Travail à faire = D'après le passage cité, à quelle date le livre de Bernard Noël fut-il imprimé ?
### Passage cité
Au milieu des années quatre-vingt, quelques mois après la nomination de Germain Viatte à la direction des musées de Marseille, pendant le mandat de la municipalité de Robert P. Vigouroux, notamment grâce à l'apport de personnalités comme Christian Poitevin et Dominique Wallon, la vie culturelle prenait un meilleur essor : les budgets et les subventions accordés aux arts plastiques ou bien à l'édition devenaient conséquents, des espoirs de renouvellement prirent corps pendant quelques années. Un esprit d'émulation, le jeu de la concurrence fomentèrent la naissance de projets à tout prendre complémentaires : en quasi-simultanéité avec le livre de Bernard Noël qui fut imprimé le 15 novembre 1985, Germain Viatte réalisait en avril 1986 pour l'ouverture des espaces muséologiques de la Vieille Charité, l'exposition et le catalogue de La Planète affolée : surréalisme, dispersion et influences, 1938-1947.
######
### Données enregistrées
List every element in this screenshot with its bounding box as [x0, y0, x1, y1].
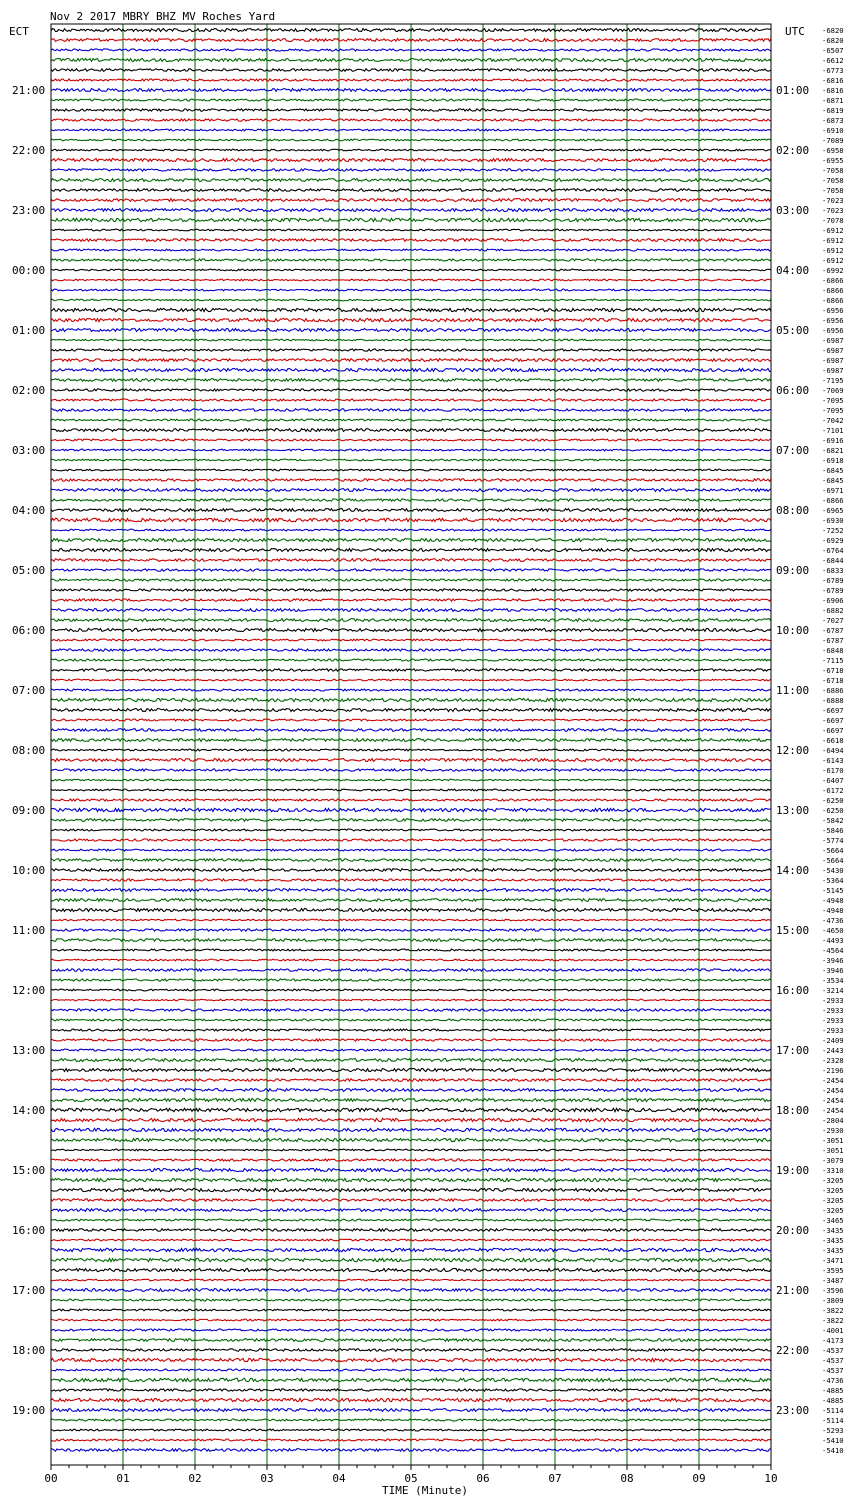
utc-hour-label: 01:00	[776, 84, 810, 97]
trace-offset-label: -6407	[822, 776, 844, 785]
trace-offset-label: -6956	[822, 326, 844, 335]
trace-offset-label: -5114	[822, 1406, 844, 1415]
trace-offset-label: -3822	[822, 1316, 844, 1325]
trace-offset-label: -5410	[822, 1436, 844, 1445]
utc-hour-label: 22:00	[776, 1344, 810, 1357]
trace-offset-label: -2454	[822, 1096, 844, 1105]
trace-offset-label: -6958	[822, 146, 844, 155]
trace-offset-label: -4537	[822, 1356, 844, 1365]
utc-hour-label: 09:00	[776, 564, 810, 577]
ect-hour-label: 21:00	[12, 84, 46, 97]
x-tick-label: 10	[764, 1472, 778, 1485]
trace-offset-label: -6888	[822, 696, 844, 705]
trace-offset-label: -2454	[822, 1076, 844, 1085]
trace-offset-label: -6819	[822, 106, 844, 115]
utc-hour-label: 23:00	[776, 1404, 810, 1417]
ect-hour-label: 02:00	[12, 384, 46, 397]
trace-offset-label: -6494	[822, 746, 844, 755]
trace-offset-label: -4001	[822, 1326, 844, 1335]
trace-offset-label: -4173	[822, 1336, 844, 1345]
ect-hour-label: 11:00	[12, 924, 46, 937]
trace-offset-label: -6987	[822, 346, 844, 355]
trace-offset-label: -7069	[822, 386, 844, 395]
trace-offset-label: -7058	[822, 176, 844, 185]
trace-offset-label: -2443	[822, 1046, 844, 1055]
utc-hour-label: 07:00	[776, 444, 810, 457]
ect-hour-label: 10:00	[12, 864, 46, 877]
trace-offset-label: -7095	[822, 406, 844, 415]
trace-offset-label: -6866	[822, 496, 844, 505]
utc-hour-labels	[776, 84, 809, 1417]
ect-hour-label: 23:00	[12, 204, 46, 217]
trace-offset-label: -3435	[822, 1236, 844, 1245]
trace-offset-label: -4493	[822, 936, 844, 945]
trace-offset-label: -3205	[822, 1206, 844, 1215]
trace-offset-label: -7027	[822, 616, 844, 625]
ect-hour-label: 19:00	[12, 1404, 46, 1417]
utc-hour-label: 18:00	[776, 1104, 810, 1117]
trace-offset-label: -5293	[822, 1426, 844, 1435]
trace-offset-label: -3465	[822, 1216, 844, 1225]
trace-offset-label: -3946	[822, 956, 844, 965]
trace-offset-label: -6612	[822, 56, 844, 65]
left-timezone-label: ECT	[9, 25, 29, 38]
utc-hour-label: 04:00	[776, 264, 810, 277]
trace-offset-label: -5664	[822, 846, 844, 855]
trace-offset-label: -3595	[822, 1266, 844, 1275]
trace-offset-label: -6918	[822, 456, 844, 465]
utc-hour-label: 16:00	[776, 984, 810, 997]
trace-offset-label: -4948	[822, 906, 844, 915]
trace-offset-label: -6844	[822, 556, 844, 565]
ect-hour-label: 07:00	[12, 684, 46, 697]
trace-offset-label: -6987	[822, 336, 844, 345]
trace-offset-label: -3205	[822, 1186, 844, 1195]
utc-hour-label: 20:00	[776, 1224, 810, 1237]
ect-hour-label: 14:00	[12, 1104, 46, 1117]
trace-offset-label: -6789	[822, 586, 844, 595]
trace-offset-label: -3051	[822, 1146, 844, 1155]
trace-offset-label: -7023	[822, 206, 844, 215]
ect-hour-label: 06:00	[12, 624, 46, 637]
trace-offset-label: -3051	[822, 1136, 844, 1145]
trace-offset-label: -6866	[822, 286, 844, 295]
trace-offset-label: -5846	[822, 826, 844, 835]
trace-offset-label: -7089	[822, 136, 844, 145]
utc-hour-label: 08:00	[776, 504, 810, 517]
trace-offset-label: -6845	[822, 476, 844, 485]
trace-offset-labels	[822, 26, 844, 1455]
trace-offset-label: -6906	[822, 596, 844, 605]
trace-offset-label: -7023	[822, 196, 844, 205]
trace-offset-label: -6987	[822, 366, 844, 375]
utc-hour-label: 03:00	[776, 204, 810, 217]
trace-offset-label: -6871	[822, 96, 844, 105]
trace-offset-label: -2328	[822, 1056, 844, 1065]
trace-offset-label: -6873	[822, 116, 844, 125]
trace-offset-label: -7042	[822, 416, 844, 425]
trace-offset-label: -6697	[822, 716, 844, 725]
trace-offset-label: -6956	[822, 306, 844, 315]
ect-hour-label: 08:00	[12, 744, 46, 757]
utc-hour-label: 05:00	[776, 324, 810, 337]
trace-offset-label: -3214	[822, 986, 844, 995]
trace-offset-label: -6912	[822, 236, 844, 245]
ect-hour-label: 09:00	[12, 804, 46, 817]
utc-hour-label: 17:00	[776, 1044, 810, 1057]
trace-offset-label: -6170	[822, 766, 844, 775]
ect-hour-labels	[12, 84, 45, 1417]
chart-title: Nov 2 2017 MBRY BHZ MV Roches Yard	[50, 10, 276, 23]
trace-offset-label: -7115	[822, 656, 844, 665]
trace-offset-label: -6816	[822, 86, 844, 95]
trace-offset-label: -2409	[822, 1036, 844, 1045]
trace-offset-label: -4564	[822, 946, 844, 955]
ect-hour-label: 16:00	[12, 1224, 46, 1237]
trace-offset-label: -6697	[822, 706, 844, 715]
trace-offset-label: -3471	[822, 1256, 844, 1265]
trace-offset-label: -6250	[822, 806, 844, 815]
trace-offset-label: -7101	[822, 426, 844, 435]
trace-offset-label: -4736	[822, 1376, 844, 1385]
utc-hour-label: 02:00	[776, 144, 810, 157]
trace-offset-label: -6697	[822, 726, 844, 735]
trace-offset-label: -3435	[822, 1246, 844, 1255]
trace-offset-label: -6965	[822, 506, 844, 515]
ect-hour-label: 03:00	[12, 444, 46, 457]
trace-offset-label: -6618	[822, 736, 844, 745]
trace-offset-label: -6787	[822, 626, 844, 635]
trace-offset-label: -5664	[822, 856, 844, 865]
ect-hour-label: 05:00	[12, 564, 46, 577]
trace-offset-label: -6992	[822, 266, 844, 275]
trace-offset-label: -6929	[822, 536, 844, 545]
trace-offset-label: -6848	[822, 646, 844, 655]
trace-offset-label: -3205	[822, 1196, 844, 1205]
trace-offset-label: -6764	[822, 546, 844, 555]
trace-offset-label: -3310	[822, 1166, 844, 1175]
trace-offset-label: -7095	[822, 396, 844, 405]
ect-hour-label: 04:00	[12, 504, 46, 517]
trace-offset-label: -6507	[822, 46, 844, 55]
x-tick-label: 07	[548, 1472, 562, 1485]
x-tick-label: 02	[188, 1472, 202, 1485]
trace-offset-label: -7252	[822, 526, 844, 535]
utc-hour-label: 11:00	[776, 684, 810, 697]
x-tick-label: 05	[404, 1472, 418, 1485]
trace-offset-label: -6787	[822, 636, 844, 645]
trace-offset-label: -5114	[822, 1416, 844, 1425]
ect-hour-label: 13:00	[12, 1044, 46, 1057]
trace-offset-label: -7078	[822, 216, 844, 225]
trace-offset-label: -3435	[822, 1226, 844, 1235]
utc-hour-label: 13:00	[776, 804, 810, 817]
trace-offset-label: -5430	[822, 866, 844, 875]
trace-offset-label: -7195	[822, 376, 844, 385]
x-axis-ticks	[44, 1465, 777, 1485]
utc-hour-label: 21:00	[776, 1284, 810, 1297]
trace-offset-label: -7058	[822, 166, 844, 175]
trace-offset-label: -4650	[822, 926, 844, 935]
trace-offset-label: -5842	[822, 816, 844, 825]
trace-offset-label: -6886	[822, 686, 844, 695]
trace-offset-label: -6882	[822, 606, 844, 615]
trace-offset-label: -2933	[822, 996, 844, 1005]
trace-offset-label: -3534	[822, 976, 844, 985]
utc-hour-label: 14:00	[776, 864, 810, 877]
utc-hour-label: 06:00	[776, 384, 810, 397]
x-tick-label: 00	[44, 1472, 58, 1485]
trace-offset-label: -6910	[822, 126, 844, 135]
trace-offset-label: -6987	[822, 356, 844, 365]
ect-hour-label: 12:00	[12, 984, 46, 997]
ect-hour-label: 00:00	[12, 264, 46, 277]
x-tick-label: 09	[692, 1472, 706, 1485]
utc-hour-label: 10:00	[776, 624, 810, 637]
x-tick-label: 04	[332, 1472, 346, 1485]
trace-offset-label: -2196	[822, 1066, 844, 1075]
x-tick-label: 03	[260, 1472, 274, 1485]
trace-offset-label: -7058	[822, 186, 844, 195]
trace-offset-label: -6250	[822, 796, 844, 805]
trace-offset-label: -6845	[822, 466, 844, 475]
trace-offset-label: -2454	[822, 1106, 844, 1115]
trace-offset-label: -5774	[822, 836, 844, 845]
ect-hour-label: 18:00	[12, 1344, 46, 1357]
trace-offset-label: -3822	[822, 1306, 844, 1315]
trace-offset-label: -4537	[822, 1346, 844, 1355]
trace-offset-label: -6912	[822, 226, 844, 235]
trace-offset-label: -6866	[822, 276, 844, 285]
x-tick-label: 06	[476, 1472, 490, 1485]
trace-offset-label: -5410	[822, 1446, 844, 1455]
trace-offset-label: -2930	[822, 1126, 844, 1135]
trace-offset-label: -4885	[822, 1386, 844, 1395]
trace-offset-label: -3946	[822, 966, 844, 975]
x-tick-label: 08	[620, 1472, 634, 1485]
trace-offset-label: -6820	[822, 36, 844, 45]
trace-offset-label: -2454	[822, 1086, 844, 1095]
trace-offset-label: -6143	[822, 756, 844, 765]
trace-offset-label: -6821	[822, 446, 844, 455]
trace-offset-label: -6816	[822, 76, 844, 85]
ect-hour-label: 01:00	[12, 324, 46, 337]
trace-offset-label: -2933	[822, 1006, 844, 1015]
trace-offset-label: -4537	[822, 1366, 844, 1375]
ect-hour-label: 22:00	[12, 144, 46, 157]
x-tick-label: 01	[116, 1472, 130, 1485]
ect-hour-label: 15:00	[12, 1164, 46, 1177]
ect-hour-label: 17:00	[12, 1284, 46, 1297]
trace-offset-label: -3079	[822, 1156, 844, 1165]
trace-offset-label: -6956	[822, 316, 844, 325]
right-timezone-label: UTC	[785, 25, 805, 38]
trace-offset-label: -6866	[822, 296, 844, 305]
trace-offset-label: -3487	[822, 1276, 844, 1285]
trace-offset-label: -6820	[822, 26, 844, 35]
x-axis-title: TIME (Minute)	[381, 1484, 469, 1497]
trace-offset-label: -2804	[822, 1116, 844, 1125]
trace-offset-label: -4948	[822, 896, 844, 905]
trace-offset-label: -3596	[822, 1286, 844, 1295]
trace-offset-label: -2933	[822, 1016, 844, 1025]
utc-hour-label: 12:00	[776, 744, 810, 757]
utc-hour-label: 19:00	[776, 1164, 810, 1177]
trace-offset-label: -6916	[822, 436, 844, 445]
trace-offset-label: -5145	[822, 886, 844, 895]
trace-offset-label: -2933	[822, 1026, 844, 1035]
trace-offset-label: -6718	[822, 676, 844, 685]
trace-offset-label: -6971	[822, 486, 844, 495]
trace-offset-label: -4736	[822, 916, 844, 925]
trace-offset-label: -6773	[822, 66, 844, 75]
utc-hour-label: 15:00	[776, 924, 810, 937]
trace-offset-label: -4885	[822, 1396, 844, 1405]
trace-offset-label: -6912	[822, 246, 844, 255]
trace-offset-label: -6955	[822, 156, 844, 165]
trace-offset-label: -6912	[822, 256, 844, 265]
trace-offset-label: -3809	[822, 1296, 844, 1305]
trace-offset-label: -6718	[822, 666, 844, 675]
trace-offset-label: -5364	[822, 876, 844, 885]
trace-offset-label: -6930	[822, 516, 844, 525]
trace-offset-label: -3205	[822, 1176, 844, 1185]
trace-offset-label: -6833	[822, 566, 844, 575]
trace-offset-label: -6789	[822, 576, 844, 585]
trace-offset-label: -6172	[822, 786, 844, 795]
######
Solution ci-dessous = Le 15 novembre 1985.